Dataset rows:

#####

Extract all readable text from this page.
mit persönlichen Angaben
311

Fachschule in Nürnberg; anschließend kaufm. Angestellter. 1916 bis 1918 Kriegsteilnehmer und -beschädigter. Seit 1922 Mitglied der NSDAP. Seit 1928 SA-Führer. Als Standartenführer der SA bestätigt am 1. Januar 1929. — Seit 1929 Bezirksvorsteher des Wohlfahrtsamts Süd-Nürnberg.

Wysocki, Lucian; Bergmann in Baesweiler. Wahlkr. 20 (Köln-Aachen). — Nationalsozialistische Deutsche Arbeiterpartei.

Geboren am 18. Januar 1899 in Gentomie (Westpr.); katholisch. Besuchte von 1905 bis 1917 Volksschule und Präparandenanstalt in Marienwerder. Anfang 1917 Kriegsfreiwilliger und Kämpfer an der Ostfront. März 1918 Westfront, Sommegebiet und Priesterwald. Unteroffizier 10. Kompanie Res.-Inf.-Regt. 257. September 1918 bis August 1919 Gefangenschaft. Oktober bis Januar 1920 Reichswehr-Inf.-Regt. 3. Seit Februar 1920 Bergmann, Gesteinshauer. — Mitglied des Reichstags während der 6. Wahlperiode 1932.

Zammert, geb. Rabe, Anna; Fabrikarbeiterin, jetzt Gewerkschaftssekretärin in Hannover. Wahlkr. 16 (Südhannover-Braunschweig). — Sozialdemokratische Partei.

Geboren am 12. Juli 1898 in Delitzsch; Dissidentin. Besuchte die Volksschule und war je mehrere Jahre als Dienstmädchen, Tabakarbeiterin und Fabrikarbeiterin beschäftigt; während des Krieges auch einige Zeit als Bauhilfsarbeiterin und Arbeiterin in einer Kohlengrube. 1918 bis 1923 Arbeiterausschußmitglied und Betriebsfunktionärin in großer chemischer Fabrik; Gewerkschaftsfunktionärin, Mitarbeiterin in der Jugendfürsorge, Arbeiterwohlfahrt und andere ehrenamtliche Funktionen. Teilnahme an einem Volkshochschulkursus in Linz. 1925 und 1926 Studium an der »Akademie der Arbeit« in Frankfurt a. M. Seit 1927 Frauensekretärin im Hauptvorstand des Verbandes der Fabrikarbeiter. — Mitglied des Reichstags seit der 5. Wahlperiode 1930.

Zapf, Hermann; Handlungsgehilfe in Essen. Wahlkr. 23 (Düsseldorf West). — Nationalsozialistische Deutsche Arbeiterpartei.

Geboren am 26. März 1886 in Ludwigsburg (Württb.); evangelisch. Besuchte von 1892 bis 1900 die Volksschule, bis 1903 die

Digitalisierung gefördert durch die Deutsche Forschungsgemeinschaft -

#####

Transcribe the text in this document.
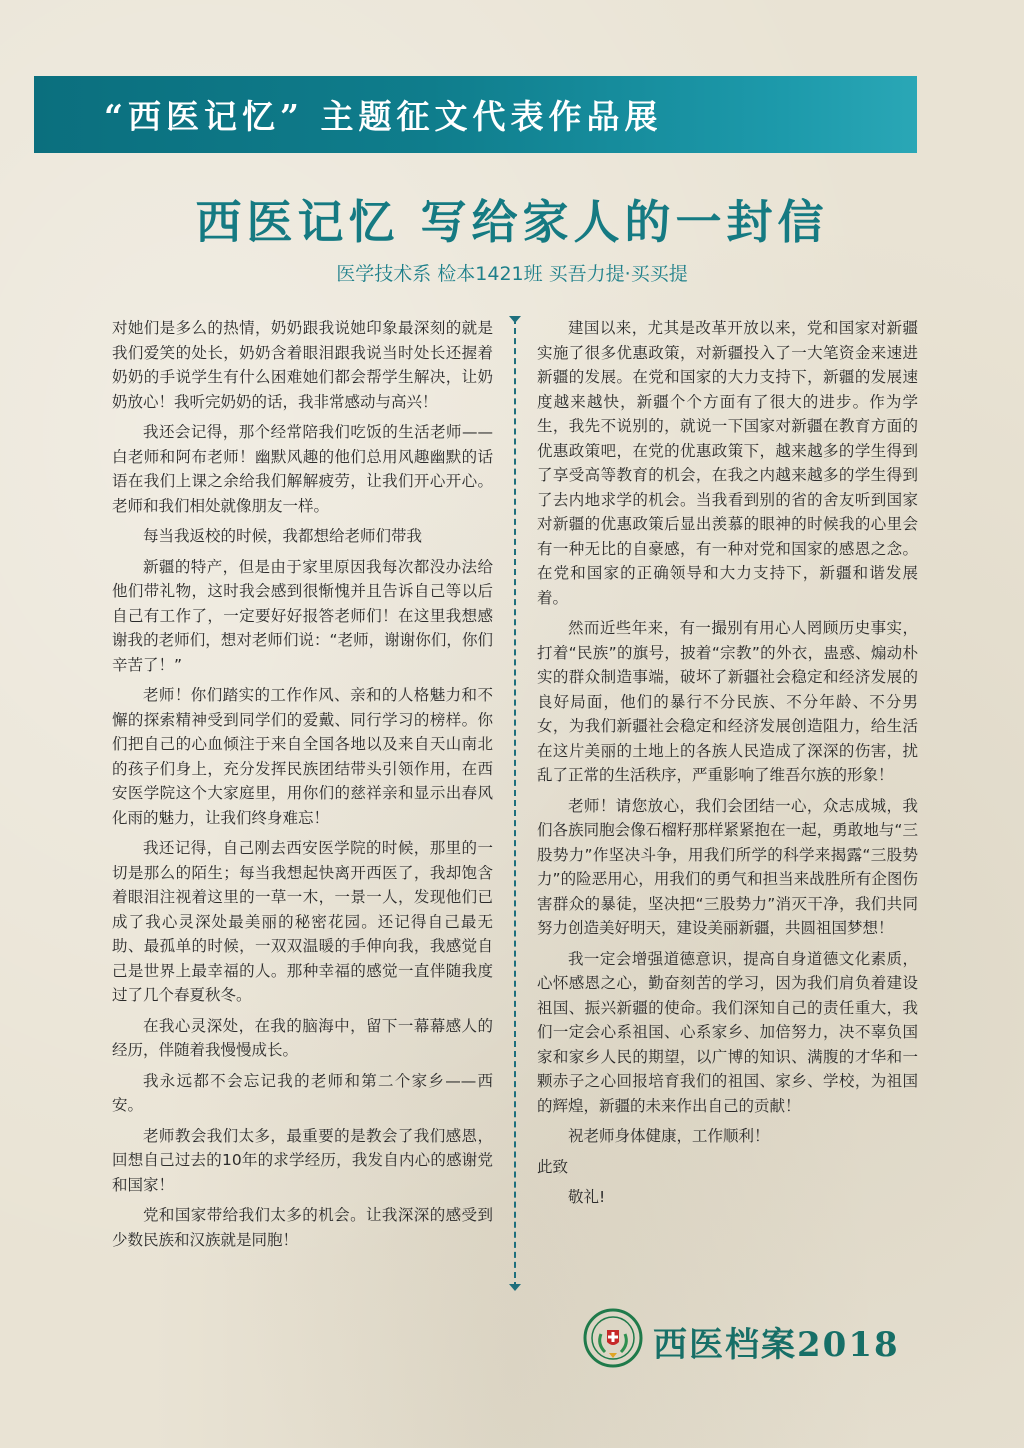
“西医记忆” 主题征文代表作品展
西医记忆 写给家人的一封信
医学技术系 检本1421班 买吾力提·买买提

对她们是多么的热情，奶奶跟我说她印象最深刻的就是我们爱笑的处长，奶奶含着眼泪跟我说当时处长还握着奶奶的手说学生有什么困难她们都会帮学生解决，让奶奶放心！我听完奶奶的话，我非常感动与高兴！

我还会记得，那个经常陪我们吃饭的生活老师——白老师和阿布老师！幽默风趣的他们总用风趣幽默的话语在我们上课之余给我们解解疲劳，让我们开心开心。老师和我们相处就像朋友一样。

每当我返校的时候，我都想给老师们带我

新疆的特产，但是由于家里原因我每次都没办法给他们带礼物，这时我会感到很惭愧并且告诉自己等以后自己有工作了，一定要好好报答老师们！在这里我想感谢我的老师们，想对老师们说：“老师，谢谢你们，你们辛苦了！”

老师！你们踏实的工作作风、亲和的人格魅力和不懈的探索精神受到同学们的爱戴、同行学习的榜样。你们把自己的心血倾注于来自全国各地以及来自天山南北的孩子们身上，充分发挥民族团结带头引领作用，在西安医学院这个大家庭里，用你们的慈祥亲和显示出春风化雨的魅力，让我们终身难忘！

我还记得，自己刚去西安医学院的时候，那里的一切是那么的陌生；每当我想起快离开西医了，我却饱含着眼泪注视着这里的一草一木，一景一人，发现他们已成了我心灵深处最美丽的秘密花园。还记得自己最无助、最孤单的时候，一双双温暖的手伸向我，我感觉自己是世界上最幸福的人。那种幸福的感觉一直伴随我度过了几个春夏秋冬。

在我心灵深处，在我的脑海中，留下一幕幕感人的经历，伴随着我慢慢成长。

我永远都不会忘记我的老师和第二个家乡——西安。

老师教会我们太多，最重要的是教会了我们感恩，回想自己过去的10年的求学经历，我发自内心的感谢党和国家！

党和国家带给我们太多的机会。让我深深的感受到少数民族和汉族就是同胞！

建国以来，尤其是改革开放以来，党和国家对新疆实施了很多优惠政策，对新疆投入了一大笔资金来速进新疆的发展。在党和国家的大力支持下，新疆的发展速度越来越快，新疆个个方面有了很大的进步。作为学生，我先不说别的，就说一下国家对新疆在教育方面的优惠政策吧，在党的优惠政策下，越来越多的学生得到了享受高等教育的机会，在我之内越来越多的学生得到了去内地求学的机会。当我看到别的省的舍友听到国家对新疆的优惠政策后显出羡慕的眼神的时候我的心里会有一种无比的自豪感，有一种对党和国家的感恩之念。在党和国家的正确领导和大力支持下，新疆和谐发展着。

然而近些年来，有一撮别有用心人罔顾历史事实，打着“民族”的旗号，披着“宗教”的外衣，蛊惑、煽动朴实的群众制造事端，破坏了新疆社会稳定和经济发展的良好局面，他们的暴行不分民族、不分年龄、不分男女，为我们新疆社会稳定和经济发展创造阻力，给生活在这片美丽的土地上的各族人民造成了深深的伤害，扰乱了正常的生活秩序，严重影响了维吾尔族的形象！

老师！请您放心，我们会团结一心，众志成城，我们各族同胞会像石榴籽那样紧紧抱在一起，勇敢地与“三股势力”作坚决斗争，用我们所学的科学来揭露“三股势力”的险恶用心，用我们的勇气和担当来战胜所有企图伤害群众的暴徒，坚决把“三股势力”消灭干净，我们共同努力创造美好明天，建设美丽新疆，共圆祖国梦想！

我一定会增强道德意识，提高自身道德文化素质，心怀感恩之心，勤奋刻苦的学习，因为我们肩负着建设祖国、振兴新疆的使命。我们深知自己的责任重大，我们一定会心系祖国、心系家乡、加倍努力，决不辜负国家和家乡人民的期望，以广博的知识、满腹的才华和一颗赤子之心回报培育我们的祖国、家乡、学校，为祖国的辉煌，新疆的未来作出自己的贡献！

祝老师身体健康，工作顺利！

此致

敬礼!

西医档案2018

#####

WHAT THE TASK ASKS: Extract each line from the entries above that contains the string "Seit".

TASK OUTPUT:
Fachschule in Nürnberg; anschließend kaufm. Angestellter. 1916 bis 1918 Kriegsteilnehmer und -beschädigter. Seit 1922 Mitglied der NSDAP. Seit 1928 SA-Führer. Als Standartenführer der SA bestätigt am 1. Januar 1929. — Seit 1929 Bezirksvorsteher des Wohlfahrtsamts Süd-Nürnberg.
Geboren am 18. Januar 1899 in Gentomie (Westpr.); katholisch. Besuchte von 1905 bis 1917 Volksschule und Präparandenanstalt in Marienwerder. Anfang 1917 Kriegsfreiwilliger und Kämpfer an der Ostfront. März 1918 Westfront, Sommegebiet und Priesterwald. Unteroffizier 10. Kompanie Res.-Inf.-Regt. 257. September 1918 bis August 1919 Gefangenschaft. Oktober bis Januar 1920 Reichswehr-Inf.-Regt. 3. Seit Februar 1920 Bergmann, Gesteinshauer. — Mitglied des Reichstags während der 6. Wahlperiode 1932.
Geboren am 12. Juli 1898 in Delitzsch; Dissidentin. Besuchte die Volksschule und war je mehrere Jahre als Dienstmädchen, Tabakarbeiterin und Fabrikarbeiterin beschäftigt; während des Krieges auch einige Zeit als Bauhilfsarbeiterin und Arbeiterin in einer Kohlengrube. 1918 bis 1923 Arbeiterausschußmitglied und Betriebsfunktionärin in großer chemischer Fabrik; Gewerkschaftsfunktionärin, Mitarbeiterin in der Jugendfürsorge, Arbeiterwohlfahrt und andere ehrenamtliche Funktionen. Teilnahme an einem Volkshochschulkursus in Linz. 1925 und 1926 Studium an der »Akademie der Arbeit« in Frankfurt a. M. Seit 1927 Frauensekretärin im Hauptvorstand des Verbandes der Fabrikarbeiter. — Mitglied des Reichstags seit der 5. Wahlperiode 1930.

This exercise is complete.